══ Data shown ══

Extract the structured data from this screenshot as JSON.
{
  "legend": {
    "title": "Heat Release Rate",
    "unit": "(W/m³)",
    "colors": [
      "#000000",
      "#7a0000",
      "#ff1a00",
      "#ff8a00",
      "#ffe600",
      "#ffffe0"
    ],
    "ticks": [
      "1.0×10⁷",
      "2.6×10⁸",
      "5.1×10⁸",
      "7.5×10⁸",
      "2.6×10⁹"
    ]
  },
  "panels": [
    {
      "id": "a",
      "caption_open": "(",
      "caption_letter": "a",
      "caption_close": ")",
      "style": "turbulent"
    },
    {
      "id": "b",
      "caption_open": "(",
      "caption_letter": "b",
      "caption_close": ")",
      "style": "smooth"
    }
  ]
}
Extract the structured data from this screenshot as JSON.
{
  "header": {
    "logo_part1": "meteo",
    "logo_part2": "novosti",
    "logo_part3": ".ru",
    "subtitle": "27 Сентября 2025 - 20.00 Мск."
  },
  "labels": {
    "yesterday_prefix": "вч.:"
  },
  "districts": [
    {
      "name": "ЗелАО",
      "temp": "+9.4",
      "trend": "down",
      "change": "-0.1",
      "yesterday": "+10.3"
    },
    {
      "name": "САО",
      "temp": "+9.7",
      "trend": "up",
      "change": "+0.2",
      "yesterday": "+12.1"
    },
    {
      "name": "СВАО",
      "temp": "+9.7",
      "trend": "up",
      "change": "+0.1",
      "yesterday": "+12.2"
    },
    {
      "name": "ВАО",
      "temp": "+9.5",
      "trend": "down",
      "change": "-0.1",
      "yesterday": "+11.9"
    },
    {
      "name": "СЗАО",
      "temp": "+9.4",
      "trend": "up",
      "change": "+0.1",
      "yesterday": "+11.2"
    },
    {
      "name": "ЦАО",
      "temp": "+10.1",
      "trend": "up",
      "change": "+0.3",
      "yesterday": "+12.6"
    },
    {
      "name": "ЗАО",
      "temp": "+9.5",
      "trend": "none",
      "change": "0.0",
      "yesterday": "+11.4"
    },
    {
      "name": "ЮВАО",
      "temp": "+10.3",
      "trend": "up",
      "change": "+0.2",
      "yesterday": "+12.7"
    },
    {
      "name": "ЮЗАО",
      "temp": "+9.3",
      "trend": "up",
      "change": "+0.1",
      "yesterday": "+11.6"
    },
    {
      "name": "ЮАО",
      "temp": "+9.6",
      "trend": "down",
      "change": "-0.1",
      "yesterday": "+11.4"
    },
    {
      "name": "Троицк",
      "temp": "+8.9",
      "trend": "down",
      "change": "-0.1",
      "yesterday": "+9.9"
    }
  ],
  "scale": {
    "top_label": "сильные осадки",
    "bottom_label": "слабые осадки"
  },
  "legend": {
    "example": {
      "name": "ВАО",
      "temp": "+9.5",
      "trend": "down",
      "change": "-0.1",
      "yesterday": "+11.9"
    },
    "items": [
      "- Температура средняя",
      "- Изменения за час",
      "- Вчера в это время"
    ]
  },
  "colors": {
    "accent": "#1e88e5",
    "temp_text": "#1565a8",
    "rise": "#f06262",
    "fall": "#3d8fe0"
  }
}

═══

=== What to work on ===
Write the complete data out, exactly as above.

=== Result of this task ===
Extract the structured data from this screenshot as JSON.
{
  "legend": {
    "title": "Heat Release Rate",
    "unit": "(W/m³)",
    "colors": [
      "#000000",
      "#7a0000",
      "#ff1a00",
      "#ff8a00",
      "#ffe600",
      "#ffffe0"
    ],
    "ticks": [
      "1.0×10⁷",
      "2.6×10⁸",
      "5.1×10⁸",
      "7.5×10⁸",
      "2.6×10⁹"
    ]
  },
  "panels": [
    {
      "id": "a",
      "caption_open": "(",
      "caption_letter": "a",
      "caption_close": ")",
      "style": "turbulent"
    },
    {
      "id": "b",
      "caption_open": "(",
      "caption_letter": "b",
      "caption_close": ")",
      "style": "smooth"
    }
  ]
}
Extract the structured data from this screenshot as JSON.
{
  "header": {
    "logo_part1": "meteo",
    "logo_part2": "novosti",
    "logo_part3": ".ru",
    "subtitle": "27 Сентября 2025 - 20.00 Мск."
  },
  "labels": {
    "yesterday_prefix": "вч.:"
  },
  "districts": [
    {
      "name": "ЗелАО",
      "temp": "+9.4",
      "trend": "down",
      "change": "-0.1",
      "yesterday": "+10.3"
    },
    {
      "name": "САО",
      "temp": "+9.7",
      "trend": "up",
      "change": "+0.2",
      "yesterday": "+12.1"
    },
    {
      "name": "СВАО",
      "temp": "+9.7",
      "trend": "up",
      "change": "+0.1",
      "yesterday": "+12.2"
    },
    {
      "name": "ВАО",
      "temp": "+9.5",
      "trend": "down",
      "change": "-0.1",
      "yesterday": "+11.9"
    },
    {
      "name": "СЗАО",
      "temp": "+9.4",
      "trend": "up",
      "change": "+0.1",
      "yesterday": "+11.2"
    },
    {
      "name": "ЦАО",
      "temp": "+10.1",
      "trend": "up",
      "change": "+0.3",
      "yesterday": "+12.6"
    },
    {
      "name": "ЗАО",
      "temp": "+9.5",
      "trend": "none",
      "change": "0.0",
      "yesterday": "+11.4"
    },
    {
      "name": "ЮВАО",
      "temp": "+10.3",
      "trend": "up",
      "change": "+0.2",
      "yesterday": "+12.7"
    },
    {
      "name": "ЮЗАО",
      "temp": "+9.3",
      "trend": "up",
      "change": "+0.1",
      "yesterday": "+11.6"
    },
    {
      "name": "ЮАО",
      "temp": "+9.6",
      "trend": "down",
      "change": "-0.1",
      "yesterday": "+11.4"
    },
    {
      "name": "Троицк",
      "temp": "+8.9",
      "trend": "down",
      "change": "-0.1",
      "yesterday": "+9.9"
    }
  ],
  "scale": {
    "top_label": "сильные осадки",
    "bottom_label": "слабые осадки"
  },
  "legend": {
    "example": {
      "name": "ВАО",
      "temp": "+9.5",
      "trend": "down",
      "change": "-0.1",
      "yesterday": "+11.9"
    },
    "items": [
      "- Температура средняя",
      "- Изменения за час",
      "- Вчера в это время"
    ]
  },
  "colors": {
    "accent": "#1e88e5",
    "temp_text": "#1565a8",
    "rise": "#f06262",
    "fall": "#3d8fe0"
  }
}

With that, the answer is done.